Short exercise = Of all the lines here, how many include the string "número"? Answer with the number only.

Source records =
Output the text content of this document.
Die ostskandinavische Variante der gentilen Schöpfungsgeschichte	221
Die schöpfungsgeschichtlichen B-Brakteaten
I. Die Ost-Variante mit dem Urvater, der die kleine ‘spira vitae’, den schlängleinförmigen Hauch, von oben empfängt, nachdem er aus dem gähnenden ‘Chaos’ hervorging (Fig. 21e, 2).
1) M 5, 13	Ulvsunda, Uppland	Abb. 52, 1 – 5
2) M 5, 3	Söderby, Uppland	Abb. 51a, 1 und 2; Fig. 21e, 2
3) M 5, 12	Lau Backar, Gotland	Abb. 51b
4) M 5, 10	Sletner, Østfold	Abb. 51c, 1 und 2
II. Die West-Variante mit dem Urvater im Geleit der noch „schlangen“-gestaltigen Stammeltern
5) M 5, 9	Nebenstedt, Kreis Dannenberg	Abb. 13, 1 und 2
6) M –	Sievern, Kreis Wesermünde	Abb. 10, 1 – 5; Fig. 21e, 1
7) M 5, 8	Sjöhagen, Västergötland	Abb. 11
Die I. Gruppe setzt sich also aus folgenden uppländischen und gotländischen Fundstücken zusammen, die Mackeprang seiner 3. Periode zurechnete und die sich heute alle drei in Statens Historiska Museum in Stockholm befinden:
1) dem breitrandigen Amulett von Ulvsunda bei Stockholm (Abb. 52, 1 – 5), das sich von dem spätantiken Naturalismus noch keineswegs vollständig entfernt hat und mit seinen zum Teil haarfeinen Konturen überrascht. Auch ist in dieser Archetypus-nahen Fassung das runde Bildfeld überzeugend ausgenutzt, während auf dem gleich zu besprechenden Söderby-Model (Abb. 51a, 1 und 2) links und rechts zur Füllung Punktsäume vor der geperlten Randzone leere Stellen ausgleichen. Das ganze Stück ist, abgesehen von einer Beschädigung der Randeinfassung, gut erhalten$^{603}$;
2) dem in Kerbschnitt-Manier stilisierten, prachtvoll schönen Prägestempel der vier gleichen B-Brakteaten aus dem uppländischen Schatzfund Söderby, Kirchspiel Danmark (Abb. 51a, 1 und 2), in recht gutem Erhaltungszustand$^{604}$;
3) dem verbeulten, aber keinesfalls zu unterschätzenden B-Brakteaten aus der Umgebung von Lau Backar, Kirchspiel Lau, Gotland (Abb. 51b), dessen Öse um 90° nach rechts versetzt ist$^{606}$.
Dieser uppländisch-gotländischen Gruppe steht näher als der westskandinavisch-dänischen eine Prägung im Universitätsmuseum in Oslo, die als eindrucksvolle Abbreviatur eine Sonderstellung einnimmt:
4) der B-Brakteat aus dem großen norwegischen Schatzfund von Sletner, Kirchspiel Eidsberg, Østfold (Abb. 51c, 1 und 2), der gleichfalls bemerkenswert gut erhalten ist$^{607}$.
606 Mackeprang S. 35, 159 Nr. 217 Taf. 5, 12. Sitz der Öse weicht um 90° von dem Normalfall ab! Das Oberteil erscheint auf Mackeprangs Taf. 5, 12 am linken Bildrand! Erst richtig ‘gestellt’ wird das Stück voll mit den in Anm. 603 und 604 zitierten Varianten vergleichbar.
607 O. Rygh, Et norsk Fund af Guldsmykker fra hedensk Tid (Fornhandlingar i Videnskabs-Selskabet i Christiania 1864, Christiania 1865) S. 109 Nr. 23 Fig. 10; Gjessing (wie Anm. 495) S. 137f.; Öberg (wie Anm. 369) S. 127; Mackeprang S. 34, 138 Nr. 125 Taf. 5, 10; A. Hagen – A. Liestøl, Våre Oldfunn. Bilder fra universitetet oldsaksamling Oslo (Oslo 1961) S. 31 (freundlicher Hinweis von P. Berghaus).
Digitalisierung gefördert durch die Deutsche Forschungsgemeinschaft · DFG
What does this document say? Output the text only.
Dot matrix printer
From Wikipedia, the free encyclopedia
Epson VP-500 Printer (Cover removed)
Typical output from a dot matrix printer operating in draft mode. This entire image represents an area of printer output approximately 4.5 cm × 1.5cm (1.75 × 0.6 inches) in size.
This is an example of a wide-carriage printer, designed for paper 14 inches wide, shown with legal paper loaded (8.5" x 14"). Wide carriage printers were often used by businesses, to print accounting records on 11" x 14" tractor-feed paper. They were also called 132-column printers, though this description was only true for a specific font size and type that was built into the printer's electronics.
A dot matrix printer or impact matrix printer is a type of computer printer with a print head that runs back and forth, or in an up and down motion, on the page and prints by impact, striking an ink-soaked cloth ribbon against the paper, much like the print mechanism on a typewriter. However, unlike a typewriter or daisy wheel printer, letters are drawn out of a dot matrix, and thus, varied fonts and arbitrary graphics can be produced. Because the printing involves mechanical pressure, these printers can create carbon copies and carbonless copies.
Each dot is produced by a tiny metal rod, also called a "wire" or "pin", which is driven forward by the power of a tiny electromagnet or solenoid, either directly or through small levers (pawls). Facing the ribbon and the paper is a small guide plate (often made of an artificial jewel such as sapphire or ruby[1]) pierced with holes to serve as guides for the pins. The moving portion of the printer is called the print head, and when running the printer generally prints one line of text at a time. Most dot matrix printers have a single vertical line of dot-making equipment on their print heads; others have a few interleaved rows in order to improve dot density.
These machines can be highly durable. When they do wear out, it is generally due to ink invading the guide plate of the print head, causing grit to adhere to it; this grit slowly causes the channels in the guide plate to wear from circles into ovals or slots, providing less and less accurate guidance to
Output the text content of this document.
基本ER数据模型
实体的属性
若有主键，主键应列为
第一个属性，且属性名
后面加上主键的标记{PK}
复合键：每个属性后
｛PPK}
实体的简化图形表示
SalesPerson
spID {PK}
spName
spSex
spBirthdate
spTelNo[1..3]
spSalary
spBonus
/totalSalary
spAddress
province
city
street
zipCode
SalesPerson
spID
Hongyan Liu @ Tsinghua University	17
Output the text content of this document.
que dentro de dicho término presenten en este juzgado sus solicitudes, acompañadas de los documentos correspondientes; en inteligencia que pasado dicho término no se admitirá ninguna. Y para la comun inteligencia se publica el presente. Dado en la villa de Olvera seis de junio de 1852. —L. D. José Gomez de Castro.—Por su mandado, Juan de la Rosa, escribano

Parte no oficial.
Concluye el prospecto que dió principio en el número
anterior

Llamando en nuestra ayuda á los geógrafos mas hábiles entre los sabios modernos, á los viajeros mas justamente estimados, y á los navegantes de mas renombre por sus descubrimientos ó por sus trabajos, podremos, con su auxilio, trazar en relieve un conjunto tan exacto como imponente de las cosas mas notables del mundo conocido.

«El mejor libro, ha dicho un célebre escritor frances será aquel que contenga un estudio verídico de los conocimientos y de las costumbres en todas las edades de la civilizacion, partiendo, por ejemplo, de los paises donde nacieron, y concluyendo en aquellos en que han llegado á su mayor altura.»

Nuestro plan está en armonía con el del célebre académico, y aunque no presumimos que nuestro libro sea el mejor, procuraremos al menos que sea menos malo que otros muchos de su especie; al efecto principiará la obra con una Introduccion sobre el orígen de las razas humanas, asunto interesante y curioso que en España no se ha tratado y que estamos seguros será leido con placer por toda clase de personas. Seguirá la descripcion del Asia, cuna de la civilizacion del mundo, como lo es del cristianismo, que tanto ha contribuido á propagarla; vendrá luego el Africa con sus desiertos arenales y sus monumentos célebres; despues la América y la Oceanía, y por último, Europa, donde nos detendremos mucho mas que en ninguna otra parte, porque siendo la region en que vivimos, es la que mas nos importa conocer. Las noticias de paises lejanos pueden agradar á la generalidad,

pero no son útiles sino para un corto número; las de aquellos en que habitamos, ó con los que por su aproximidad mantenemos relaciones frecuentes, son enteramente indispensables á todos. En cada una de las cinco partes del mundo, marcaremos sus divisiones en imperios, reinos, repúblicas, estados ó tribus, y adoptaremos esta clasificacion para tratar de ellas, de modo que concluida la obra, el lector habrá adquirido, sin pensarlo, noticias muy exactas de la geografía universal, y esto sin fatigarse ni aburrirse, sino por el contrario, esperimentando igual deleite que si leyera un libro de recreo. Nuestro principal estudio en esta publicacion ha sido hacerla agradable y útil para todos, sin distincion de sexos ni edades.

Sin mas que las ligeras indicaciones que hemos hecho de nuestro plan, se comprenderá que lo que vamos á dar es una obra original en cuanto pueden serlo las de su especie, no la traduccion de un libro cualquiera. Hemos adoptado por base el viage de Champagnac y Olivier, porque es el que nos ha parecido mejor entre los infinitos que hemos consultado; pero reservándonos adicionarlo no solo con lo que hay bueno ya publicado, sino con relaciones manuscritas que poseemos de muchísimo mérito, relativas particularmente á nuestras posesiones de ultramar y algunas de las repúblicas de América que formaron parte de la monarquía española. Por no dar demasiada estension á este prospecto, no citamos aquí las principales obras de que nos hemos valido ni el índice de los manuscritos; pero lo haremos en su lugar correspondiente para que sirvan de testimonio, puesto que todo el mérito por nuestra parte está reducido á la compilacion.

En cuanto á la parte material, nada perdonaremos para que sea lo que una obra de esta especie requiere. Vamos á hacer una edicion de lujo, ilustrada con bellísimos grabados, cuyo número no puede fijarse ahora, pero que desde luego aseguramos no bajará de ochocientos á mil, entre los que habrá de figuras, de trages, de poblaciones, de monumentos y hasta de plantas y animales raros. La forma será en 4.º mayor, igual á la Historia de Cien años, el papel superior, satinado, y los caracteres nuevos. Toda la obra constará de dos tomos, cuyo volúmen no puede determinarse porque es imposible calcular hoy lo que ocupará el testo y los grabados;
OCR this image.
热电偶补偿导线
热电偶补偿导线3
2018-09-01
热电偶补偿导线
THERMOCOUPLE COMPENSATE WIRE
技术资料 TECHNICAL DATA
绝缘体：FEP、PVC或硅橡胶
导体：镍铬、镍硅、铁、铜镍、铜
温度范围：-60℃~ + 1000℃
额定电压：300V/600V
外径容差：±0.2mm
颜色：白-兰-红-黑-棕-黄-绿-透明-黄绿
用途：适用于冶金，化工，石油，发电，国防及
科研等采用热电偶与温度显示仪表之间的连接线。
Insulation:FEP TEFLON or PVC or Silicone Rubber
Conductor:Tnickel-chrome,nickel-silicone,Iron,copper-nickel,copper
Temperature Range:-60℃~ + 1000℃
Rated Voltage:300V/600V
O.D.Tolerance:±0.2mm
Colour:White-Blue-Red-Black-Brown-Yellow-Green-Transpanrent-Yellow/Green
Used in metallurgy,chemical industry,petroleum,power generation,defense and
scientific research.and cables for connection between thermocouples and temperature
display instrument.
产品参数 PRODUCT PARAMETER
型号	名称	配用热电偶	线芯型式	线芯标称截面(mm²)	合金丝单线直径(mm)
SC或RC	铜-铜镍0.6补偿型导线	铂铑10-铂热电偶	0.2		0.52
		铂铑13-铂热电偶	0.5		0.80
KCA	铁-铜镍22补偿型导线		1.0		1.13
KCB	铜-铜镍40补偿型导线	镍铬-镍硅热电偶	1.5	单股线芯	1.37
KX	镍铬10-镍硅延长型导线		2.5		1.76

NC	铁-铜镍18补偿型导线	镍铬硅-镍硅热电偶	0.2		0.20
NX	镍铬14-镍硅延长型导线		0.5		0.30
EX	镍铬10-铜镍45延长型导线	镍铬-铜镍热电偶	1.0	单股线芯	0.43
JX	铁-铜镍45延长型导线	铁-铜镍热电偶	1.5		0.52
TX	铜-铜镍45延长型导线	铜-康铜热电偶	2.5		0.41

Response = 3